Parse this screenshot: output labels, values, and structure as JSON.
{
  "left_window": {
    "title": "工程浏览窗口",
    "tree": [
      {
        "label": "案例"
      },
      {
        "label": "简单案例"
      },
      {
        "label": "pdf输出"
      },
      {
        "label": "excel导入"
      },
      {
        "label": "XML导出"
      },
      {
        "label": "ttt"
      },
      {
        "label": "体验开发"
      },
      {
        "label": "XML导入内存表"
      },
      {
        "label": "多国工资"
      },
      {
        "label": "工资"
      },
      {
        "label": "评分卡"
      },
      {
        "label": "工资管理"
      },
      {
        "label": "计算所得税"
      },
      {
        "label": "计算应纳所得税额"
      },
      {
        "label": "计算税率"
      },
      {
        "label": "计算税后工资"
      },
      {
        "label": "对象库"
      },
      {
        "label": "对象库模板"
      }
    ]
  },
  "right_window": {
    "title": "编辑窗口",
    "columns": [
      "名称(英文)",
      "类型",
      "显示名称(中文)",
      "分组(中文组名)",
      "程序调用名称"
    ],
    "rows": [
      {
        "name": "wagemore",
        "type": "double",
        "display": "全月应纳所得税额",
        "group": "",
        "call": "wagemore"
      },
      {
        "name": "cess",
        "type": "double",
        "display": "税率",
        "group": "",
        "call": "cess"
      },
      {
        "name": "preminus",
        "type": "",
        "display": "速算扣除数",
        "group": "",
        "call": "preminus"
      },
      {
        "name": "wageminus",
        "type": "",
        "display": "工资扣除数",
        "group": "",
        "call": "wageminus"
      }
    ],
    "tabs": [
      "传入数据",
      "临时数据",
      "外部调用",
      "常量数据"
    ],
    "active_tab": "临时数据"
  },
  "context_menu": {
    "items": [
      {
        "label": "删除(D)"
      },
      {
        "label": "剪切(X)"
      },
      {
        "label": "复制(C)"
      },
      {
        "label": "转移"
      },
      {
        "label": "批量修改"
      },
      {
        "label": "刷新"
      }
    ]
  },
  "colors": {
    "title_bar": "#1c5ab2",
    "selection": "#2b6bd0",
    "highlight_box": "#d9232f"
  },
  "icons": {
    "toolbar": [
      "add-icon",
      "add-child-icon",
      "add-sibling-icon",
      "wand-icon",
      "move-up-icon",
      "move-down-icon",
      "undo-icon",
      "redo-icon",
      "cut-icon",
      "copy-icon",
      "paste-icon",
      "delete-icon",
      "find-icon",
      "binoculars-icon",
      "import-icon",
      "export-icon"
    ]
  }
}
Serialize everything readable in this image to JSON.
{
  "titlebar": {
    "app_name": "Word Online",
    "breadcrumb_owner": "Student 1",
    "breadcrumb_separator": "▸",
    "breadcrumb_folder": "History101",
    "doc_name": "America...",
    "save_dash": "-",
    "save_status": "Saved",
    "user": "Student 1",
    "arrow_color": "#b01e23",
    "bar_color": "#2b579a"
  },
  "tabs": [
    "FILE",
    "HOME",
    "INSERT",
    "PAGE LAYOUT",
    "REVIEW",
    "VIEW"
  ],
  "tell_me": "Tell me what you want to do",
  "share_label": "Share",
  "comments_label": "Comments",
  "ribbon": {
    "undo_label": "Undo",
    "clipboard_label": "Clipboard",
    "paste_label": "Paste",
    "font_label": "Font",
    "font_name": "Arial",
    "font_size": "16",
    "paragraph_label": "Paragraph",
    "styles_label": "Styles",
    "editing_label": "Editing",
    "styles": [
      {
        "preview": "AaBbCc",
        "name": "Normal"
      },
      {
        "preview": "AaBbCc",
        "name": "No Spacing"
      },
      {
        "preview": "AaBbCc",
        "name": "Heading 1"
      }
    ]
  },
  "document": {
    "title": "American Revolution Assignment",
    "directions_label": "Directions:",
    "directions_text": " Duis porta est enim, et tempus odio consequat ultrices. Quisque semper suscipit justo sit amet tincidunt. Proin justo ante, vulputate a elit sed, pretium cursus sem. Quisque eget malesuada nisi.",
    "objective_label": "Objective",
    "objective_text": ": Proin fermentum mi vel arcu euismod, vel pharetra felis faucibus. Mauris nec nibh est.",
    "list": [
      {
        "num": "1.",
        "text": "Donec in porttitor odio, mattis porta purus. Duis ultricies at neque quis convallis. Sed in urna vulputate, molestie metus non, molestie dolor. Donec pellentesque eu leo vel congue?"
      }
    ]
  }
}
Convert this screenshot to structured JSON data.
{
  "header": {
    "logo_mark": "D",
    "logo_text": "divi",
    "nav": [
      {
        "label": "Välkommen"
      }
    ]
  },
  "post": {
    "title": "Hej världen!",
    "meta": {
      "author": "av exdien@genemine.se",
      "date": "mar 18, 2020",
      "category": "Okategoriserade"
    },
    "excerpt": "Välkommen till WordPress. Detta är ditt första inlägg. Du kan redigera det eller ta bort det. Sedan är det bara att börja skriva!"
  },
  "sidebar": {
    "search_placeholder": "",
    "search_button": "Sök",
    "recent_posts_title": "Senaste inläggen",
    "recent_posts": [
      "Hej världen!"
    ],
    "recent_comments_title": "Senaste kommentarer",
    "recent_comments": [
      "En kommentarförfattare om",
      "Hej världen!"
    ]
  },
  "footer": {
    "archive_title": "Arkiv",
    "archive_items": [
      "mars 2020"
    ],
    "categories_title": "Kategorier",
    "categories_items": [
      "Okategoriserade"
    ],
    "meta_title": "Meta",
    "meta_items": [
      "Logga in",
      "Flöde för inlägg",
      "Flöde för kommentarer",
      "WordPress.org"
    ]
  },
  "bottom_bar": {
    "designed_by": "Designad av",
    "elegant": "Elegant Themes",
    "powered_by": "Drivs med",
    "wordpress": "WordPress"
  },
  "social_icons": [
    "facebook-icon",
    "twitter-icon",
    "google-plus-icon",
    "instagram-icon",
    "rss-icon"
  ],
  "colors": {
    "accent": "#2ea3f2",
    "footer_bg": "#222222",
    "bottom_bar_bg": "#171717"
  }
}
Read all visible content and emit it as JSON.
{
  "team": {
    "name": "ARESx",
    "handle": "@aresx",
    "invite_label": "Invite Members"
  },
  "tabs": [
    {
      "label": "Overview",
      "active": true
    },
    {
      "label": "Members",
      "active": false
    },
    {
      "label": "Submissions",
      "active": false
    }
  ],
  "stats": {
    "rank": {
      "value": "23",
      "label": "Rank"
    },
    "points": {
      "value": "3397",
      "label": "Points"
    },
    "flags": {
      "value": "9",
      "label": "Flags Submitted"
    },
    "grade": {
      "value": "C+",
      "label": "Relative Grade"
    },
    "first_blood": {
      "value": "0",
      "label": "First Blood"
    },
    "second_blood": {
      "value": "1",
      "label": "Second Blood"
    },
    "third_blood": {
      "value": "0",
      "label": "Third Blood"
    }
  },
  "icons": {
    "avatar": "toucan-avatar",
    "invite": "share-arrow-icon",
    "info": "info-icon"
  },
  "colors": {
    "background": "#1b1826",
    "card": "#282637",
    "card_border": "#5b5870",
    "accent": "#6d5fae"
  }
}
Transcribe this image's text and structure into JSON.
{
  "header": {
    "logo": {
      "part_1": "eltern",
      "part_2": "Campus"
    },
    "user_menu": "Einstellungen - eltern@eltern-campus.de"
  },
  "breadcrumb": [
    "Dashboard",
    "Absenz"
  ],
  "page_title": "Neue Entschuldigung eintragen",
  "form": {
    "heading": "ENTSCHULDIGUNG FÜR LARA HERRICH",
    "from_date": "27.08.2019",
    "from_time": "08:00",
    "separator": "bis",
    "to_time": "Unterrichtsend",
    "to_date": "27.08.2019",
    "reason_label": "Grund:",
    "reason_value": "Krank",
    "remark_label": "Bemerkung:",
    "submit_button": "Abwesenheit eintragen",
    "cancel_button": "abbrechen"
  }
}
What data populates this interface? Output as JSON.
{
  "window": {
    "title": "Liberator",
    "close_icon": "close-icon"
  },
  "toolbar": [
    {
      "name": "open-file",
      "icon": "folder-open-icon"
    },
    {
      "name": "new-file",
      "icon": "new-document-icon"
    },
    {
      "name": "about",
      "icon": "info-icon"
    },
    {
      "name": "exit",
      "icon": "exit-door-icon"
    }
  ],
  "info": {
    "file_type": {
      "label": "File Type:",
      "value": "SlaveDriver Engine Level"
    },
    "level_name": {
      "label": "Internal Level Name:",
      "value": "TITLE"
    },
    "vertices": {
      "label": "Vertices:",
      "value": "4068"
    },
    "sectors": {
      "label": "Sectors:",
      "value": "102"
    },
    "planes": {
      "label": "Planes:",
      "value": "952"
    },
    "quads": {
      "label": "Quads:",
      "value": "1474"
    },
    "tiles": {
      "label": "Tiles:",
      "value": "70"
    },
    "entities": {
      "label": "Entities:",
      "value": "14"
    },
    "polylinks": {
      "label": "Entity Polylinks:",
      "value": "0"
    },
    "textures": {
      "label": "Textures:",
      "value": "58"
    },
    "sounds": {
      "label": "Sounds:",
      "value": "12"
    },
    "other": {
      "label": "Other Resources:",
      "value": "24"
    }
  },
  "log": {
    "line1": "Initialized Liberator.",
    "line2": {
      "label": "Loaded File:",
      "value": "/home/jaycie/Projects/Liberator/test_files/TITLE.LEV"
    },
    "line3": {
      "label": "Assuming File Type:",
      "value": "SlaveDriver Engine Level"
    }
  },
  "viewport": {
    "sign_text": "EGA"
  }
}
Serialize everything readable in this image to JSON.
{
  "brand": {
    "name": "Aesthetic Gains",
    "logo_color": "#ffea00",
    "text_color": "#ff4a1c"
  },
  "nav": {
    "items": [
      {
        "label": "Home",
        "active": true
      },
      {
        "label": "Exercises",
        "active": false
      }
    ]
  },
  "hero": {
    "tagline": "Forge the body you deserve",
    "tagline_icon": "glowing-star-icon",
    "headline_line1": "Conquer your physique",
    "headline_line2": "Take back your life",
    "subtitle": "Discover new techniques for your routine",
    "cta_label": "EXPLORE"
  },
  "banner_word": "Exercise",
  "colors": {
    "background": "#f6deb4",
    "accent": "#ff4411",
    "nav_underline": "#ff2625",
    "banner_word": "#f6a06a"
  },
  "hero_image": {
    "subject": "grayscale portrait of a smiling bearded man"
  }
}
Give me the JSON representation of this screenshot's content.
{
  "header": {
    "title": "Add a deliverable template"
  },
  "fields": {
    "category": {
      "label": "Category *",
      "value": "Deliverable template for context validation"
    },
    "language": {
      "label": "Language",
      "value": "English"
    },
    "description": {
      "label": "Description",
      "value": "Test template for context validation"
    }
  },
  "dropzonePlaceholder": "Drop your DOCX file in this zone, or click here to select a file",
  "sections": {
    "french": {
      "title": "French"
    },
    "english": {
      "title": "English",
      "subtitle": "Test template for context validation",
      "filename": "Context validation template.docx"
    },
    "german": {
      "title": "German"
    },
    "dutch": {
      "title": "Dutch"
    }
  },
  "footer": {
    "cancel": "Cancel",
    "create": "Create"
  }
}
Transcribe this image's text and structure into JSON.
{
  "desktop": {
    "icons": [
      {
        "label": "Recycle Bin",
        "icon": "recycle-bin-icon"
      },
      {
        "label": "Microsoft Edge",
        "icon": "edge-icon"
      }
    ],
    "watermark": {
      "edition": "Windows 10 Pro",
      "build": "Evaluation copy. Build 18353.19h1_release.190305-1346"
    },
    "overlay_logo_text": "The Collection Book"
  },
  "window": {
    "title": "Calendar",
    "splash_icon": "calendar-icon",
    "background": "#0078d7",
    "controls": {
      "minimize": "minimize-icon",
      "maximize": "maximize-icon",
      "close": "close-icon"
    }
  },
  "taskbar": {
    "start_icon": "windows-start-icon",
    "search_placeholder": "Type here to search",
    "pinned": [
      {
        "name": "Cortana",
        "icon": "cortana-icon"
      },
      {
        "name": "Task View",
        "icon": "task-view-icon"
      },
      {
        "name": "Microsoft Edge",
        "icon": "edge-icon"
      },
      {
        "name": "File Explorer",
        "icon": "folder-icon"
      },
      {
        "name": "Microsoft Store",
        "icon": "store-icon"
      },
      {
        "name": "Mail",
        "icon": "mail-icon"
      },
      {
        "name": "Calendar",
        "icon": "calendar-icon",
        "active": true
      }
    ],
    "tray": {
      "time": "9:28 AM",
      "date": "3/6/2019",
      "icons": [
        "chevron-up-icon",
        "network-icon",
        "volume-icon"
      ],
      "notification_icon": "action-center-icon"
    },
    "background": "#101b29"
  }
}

STATED PROBLEM: Which lines include the word "Microsoft"? Copy every one of them.

FULL ANSWER:
        "label": "Microsoft Edge",
        "name": "Microsoft Edge",
        "name": "Microsoft Store",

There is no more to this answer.